-- GIVEN PASSAGE start --

FIG. 4 is a diagram illustrating an example of a Web page search method. FIG. 4 illustrates, in a schematic form, a process of search from the starting point site via links until an end of the search according to the search setting data 13a in which “URL0” is set as the starting point URL and the search upper limit layer is set to “10.” As illustrated in FIG. 4, the search is started with a Web page 400 specified by URL0 as a starting point. For example, an HTTP request specifying URL0 is transmitted, and the Web page 400 is thereby collected as a response to the HTTP request. The Web page 400 does not include the determining keyword, and is therefore not stored. On the other hand, the Web page 400 includes the search keyword, and includes URL1 and URL2.

The distance between the search keyword and URL1 of these URLs is equal to or less than the threshold value Th1. In this case, “3” is set to the additional search layer, and therefore the planned end layer is determined as “3” by a sum of the reached layer “0” and the additional search layer “3.” As a result, an entry of data associating the reached layer “0” and the planned end layer “3” with the search URL “URL1” is added to the search list data 13c. In addition, the distance between the search keyword and URL2 is equal to or less than the threshold value Th2. In this case, “2” is set to the additional search layer, and therefore the planned end layer is determined as “2” by a sum of the reached layer “0” and the additional search layer “2.” As a result, an entry of data associating the reached layer “0” and the planned end layer “2” with the search URL “URL2” is added to the search list data 13c.

When the entry of the search URL “URL1” is selected from the entries thus added to the search list data 13c, an HTTP request specifying URL1 is transmitted, and a Web page 401 is thereby collected as a response to the HTTP request. The Web page 401 does not include the determining keyword, and is therefore not stored. On the other hand, the Web page 401 includes the search keyword, and includes URL3 and URL4.

The distance between the search keyword and URL3 of these URLs is equal to or less than the threshold value Th3. In this case, “1” is set to the additional search layer. In this case, the planned end layer is determined as “2” by a sum of the reached layer “1” and the additional search layer “1.” However, the planned end layer “3” of immediately preceding URL1 is larger. Thus, the planned end layer “3” of immediately preceding URL1 is taken over as the planned end layer of URL3. As a result, an entry of data associating the reached layer “1” and the planned end layer “3” with the search URL “URL3” is added to the search list data 13c. In addition, the distance between the search keyword and URL4 is equal to or less than the threshold value Th1. In this case, “3” is set to the additional search layer, and therefore the planned end layer is determined as “4” by a sum of the reached layer “1” and the additional search layer “3.” As a result, an entry of data associating the reached layer “1” and the planned end layer “4” with the search URL “URL4” is added to the search list data 13c.

When the entry of the search URL “URL3” is selected from the entries thus added to the search list data 13c, an HTTP request specifying URL3 is transmitted, and a Web page 403 is thereby collected as a response to the HTTP request. The Web page 403 does not include the determining keyword, and is therefore not stored. On the other hand, the Web page 403 includes the search keyword, and includes URL7. The distance between the search keyword and URL7 exceeds the threshold value Th3. In this case, “0” is set to the additional search layer. In this case, the planned end layer “3” of immediately preceding URL3 is taken over as the planned end layer of URL7. As a result, an entry of data associating the reached layer “2” and the planned end layer “3” with the search URL “URL7” is added to the search list data 13c.

-- GIVEN PASSAGE end --
-- DATA ROWS start --

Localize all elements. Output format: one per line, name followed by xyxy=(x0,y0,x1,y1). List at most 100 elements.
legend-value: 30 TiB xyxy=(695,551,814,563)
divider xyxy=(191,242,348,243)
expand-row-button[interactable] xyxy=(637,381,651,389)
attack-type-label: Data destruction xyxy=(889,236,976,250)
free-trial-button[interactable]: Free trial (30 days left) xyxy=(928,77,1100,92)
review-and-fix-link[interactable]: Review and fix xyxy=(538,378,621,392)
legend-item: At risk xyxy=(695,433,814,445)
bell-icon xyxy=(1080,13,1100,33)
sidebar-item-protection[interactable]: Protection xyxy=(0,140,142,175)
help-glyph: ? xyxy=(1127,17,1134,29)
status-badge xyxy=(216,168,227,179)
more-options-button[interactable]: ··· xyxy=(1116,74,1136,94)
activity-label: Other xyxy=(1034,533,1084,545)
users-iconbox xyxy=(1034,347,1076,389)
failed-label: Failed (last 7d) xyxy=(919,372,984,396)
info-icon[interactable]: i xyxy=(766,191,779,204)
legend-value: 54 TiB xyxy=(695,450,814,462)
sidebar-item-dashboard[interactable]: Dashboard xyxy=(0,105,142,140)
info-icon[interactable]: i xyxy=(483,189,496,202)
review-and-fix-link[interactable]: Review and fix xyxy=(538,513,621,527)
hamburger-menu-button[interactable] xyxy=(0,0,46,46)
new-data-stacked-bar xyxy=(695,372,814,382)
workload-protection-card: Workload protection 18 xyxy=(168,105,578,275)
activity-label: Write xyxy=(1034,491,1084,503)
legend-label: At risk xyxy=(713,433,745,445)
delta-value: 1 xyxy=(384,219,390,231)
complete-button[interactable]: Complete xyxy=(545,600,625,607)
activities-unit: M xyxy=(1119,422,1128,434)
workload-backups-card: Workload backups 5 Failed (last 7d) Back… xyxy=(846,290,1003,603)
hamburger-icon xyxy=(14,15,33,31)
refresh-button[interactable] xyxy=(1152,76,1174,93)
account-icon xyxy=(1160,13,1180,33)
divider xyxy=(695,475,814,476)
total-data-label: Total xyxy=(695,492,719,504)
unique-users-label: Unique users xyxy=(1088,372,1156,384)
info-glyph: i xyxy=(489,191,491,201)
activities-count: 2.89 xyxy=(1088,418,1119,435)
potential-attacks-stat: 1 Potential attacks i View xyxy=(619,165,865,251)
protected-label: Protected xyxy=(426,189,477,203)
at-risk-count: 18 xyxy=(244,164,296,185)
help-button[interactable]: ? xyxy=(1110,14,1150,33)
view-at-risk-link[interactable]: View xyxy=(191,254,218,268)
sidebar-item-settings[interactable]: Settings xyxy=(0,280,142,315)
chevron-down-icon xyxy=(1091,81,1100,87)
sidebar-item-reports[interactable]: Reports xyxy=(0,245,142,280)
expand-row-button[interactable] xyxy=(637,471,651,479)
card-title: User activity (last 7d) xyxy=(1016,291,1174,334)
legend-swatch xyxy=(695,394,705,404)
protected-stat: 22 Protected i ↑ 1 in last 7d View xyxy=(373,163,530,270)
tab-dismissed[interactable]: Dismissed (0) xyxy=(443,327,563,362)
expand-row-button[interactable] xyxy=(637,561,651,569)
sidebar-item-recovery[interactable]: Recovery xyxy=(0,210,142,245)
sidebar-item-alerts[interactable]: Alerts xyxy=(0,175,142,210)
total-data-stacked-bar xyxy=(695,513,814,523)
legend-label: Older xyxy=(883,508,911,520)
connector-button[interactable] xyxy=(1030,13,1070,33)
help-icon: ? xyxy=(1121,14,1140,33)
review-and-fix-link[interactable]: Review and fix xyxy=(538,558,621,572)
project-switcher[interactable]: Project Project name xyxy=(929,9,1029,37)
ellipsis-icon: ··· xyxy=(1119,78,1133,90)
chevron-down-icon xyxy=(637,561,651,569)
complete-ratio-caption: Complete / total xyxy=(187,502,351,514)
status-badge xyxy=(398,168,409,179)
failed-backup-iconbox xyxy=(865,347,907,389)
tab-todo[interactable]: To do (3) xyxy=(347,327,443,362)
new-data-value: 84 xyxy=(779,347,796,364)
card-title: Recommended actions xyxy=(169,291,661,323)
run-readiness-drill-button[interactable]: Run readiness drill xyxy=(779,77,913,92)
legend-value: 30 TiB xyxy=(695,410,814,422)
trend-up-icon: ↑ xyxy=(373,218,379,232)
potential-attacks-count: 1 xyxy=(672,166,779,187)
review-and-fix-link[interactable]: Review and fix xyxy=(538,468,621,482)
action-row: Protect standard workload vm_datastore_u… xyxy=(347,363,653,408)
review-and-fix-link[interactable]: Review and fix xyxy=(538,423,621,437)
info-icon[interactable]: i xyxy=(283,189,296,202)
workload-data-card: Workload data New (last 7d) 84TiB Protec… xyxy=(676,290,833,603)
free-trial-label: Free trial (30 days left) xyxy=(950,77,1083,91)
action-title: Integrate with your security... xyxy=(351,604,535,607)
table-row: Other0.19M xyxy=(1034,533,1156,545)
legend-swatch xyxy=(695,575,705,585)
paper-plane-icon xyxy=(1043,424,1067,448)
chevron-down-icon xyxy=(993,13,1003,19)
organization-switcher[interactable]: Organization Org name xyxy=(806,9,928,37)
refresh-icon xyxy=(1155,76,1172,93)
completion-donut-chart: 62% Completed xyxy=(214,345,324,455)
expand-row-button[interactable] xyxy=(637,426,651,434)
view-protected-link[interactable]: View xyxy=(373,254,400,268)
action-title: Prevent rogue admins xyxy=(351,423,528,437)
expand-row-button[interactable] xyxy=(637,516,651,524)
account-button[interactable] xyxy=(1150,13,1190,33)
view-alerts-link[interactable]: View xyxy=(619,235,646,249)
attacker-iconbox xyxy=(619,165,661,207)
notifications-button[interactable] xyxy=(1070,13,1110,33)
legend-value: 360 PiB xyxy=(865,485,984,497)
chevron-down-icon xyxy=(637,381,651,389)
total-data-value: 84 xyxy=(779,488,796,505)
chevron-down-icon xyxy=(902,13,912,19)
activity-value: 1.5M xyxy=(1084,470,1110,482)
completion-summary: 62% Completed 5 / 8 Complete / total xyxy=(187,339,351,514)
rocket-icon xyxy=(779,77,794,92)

-- DATA ROWS end --

■ TASK INSTRUCTIONS
In the Web page search passage, which search URLs have an entry added to the search list data 13c?

■ RESULT FOR THIS EXERCISE
URL1, URL2, URL3, URL4, URL7